◆ Written request: Go through the material below, count the lines with the word "time", and reply with the count alone.

◆ Information supplied:
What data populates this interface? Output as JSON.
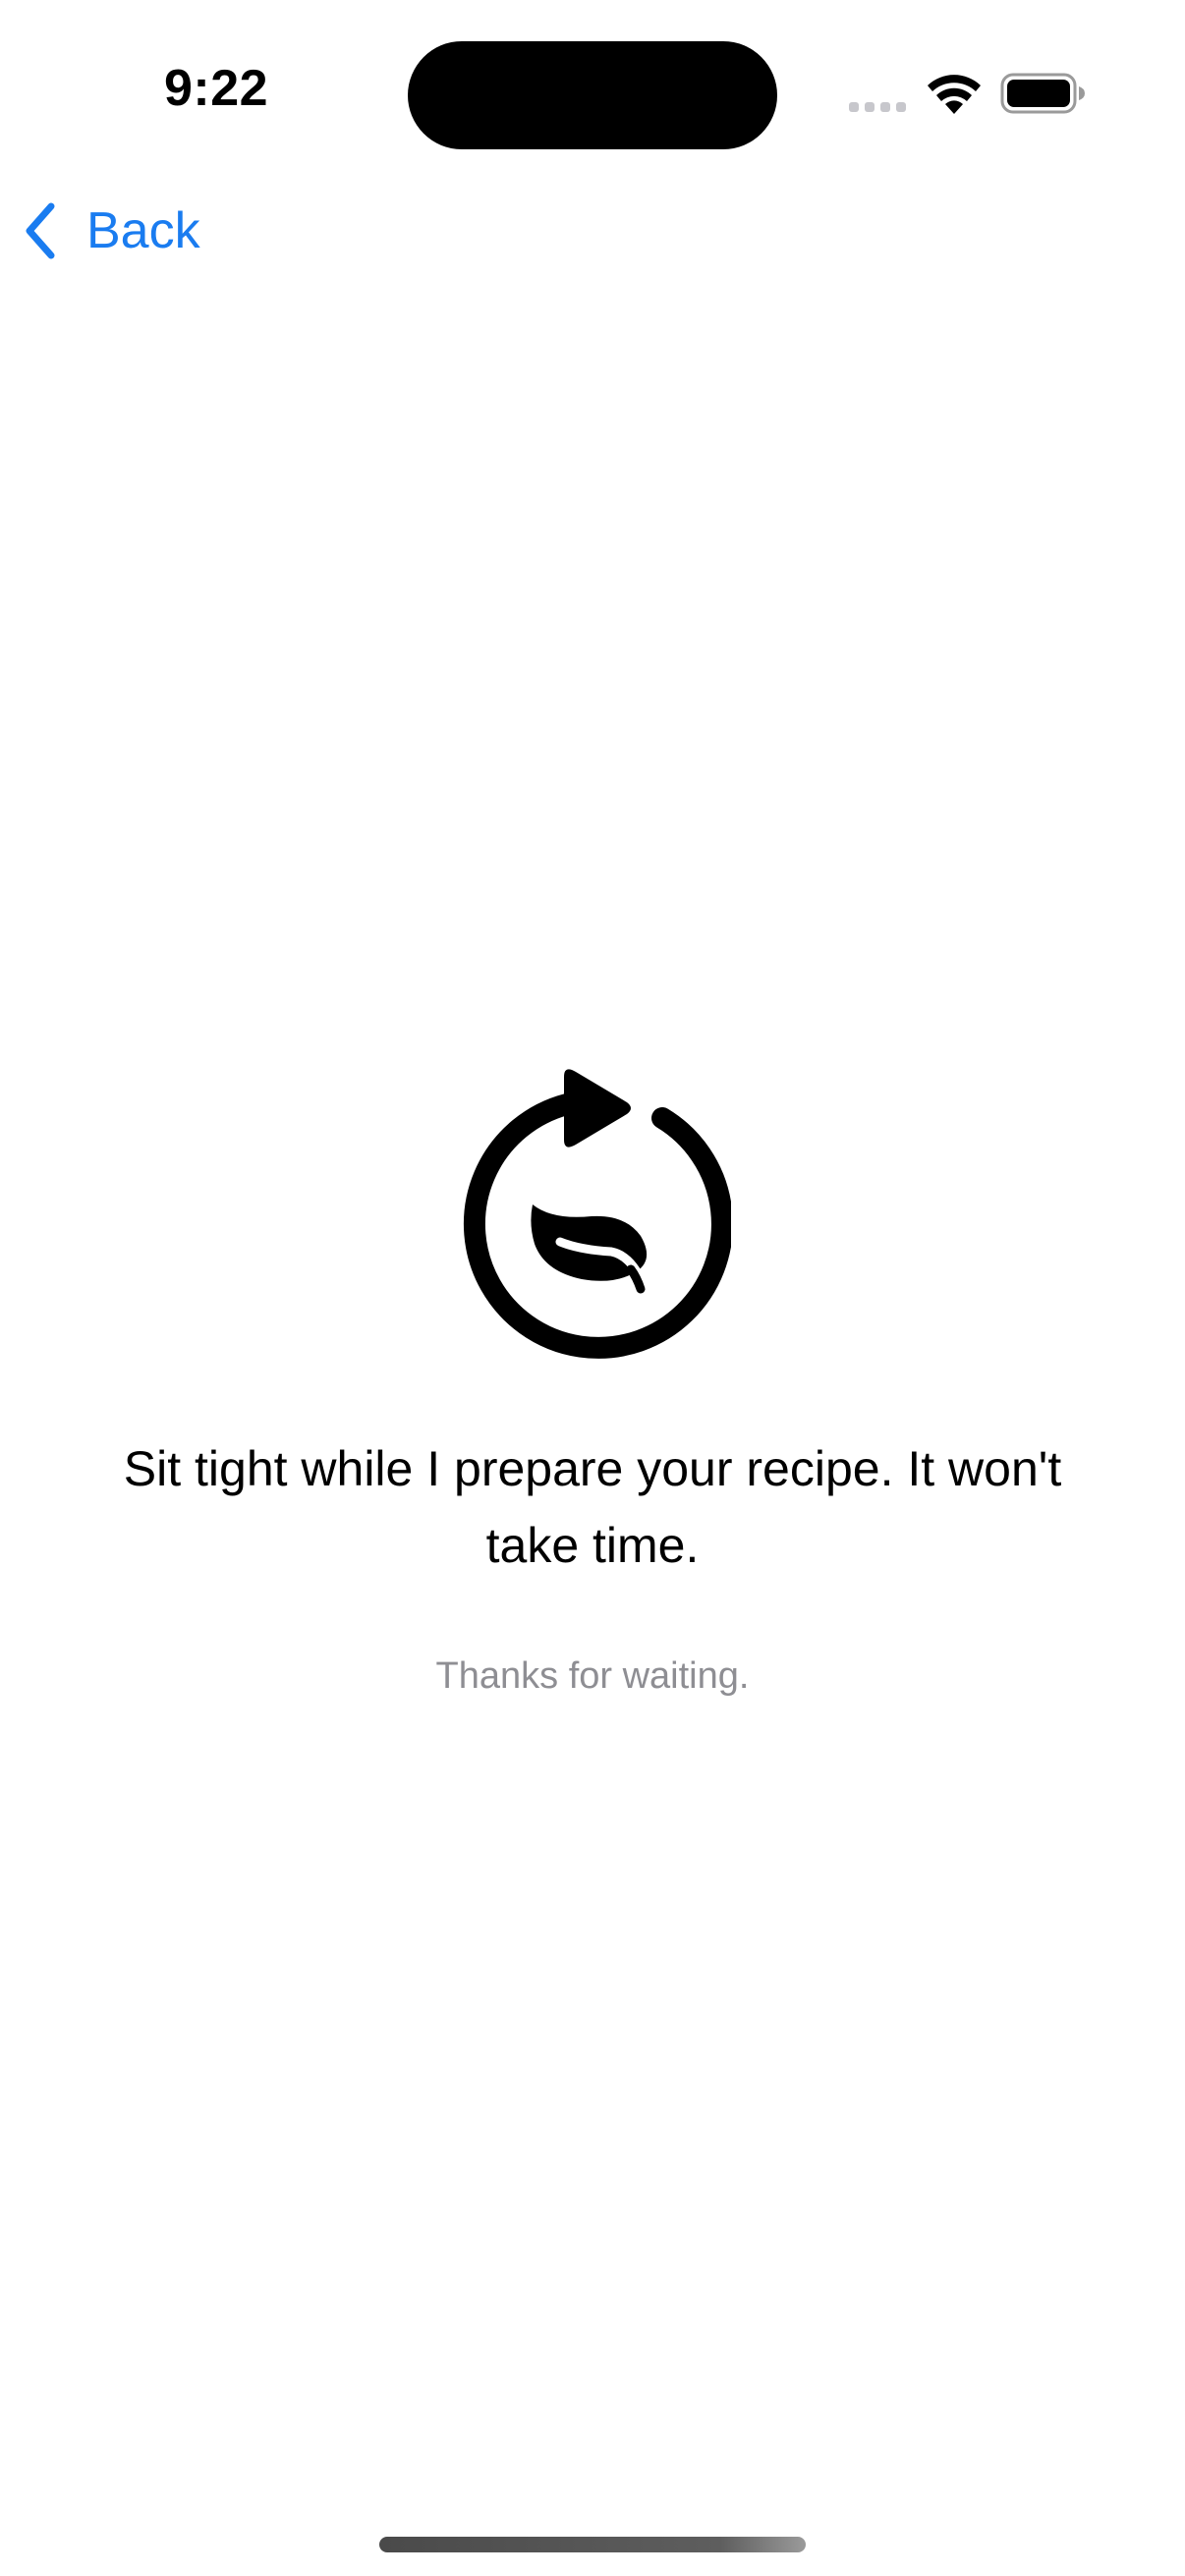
{
  "status_bar": {
    "time": "9:22",
    "icons": [
      "signal-dots-icon",
      "wifi-icon",
      "battery-icon"
    ]
  },
  "nav": {
    "back_label": "Back",
    "back_icon": "chevron-left-icon",
    "accent_color": "#1a7cf0"
  },
  "loading": {
    "icon": "refresh-leaf-icon",
    "message": "Sit tight while I prepare your recipe. It won't take time.",
    "sub_message": "Thanks for waiting."
  },
  "colors": {
    "background": "#ffffff",
    "text_primary": "#000000",
    "text_secondary": "#8e8e93"
  }
}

◆ The reply: 2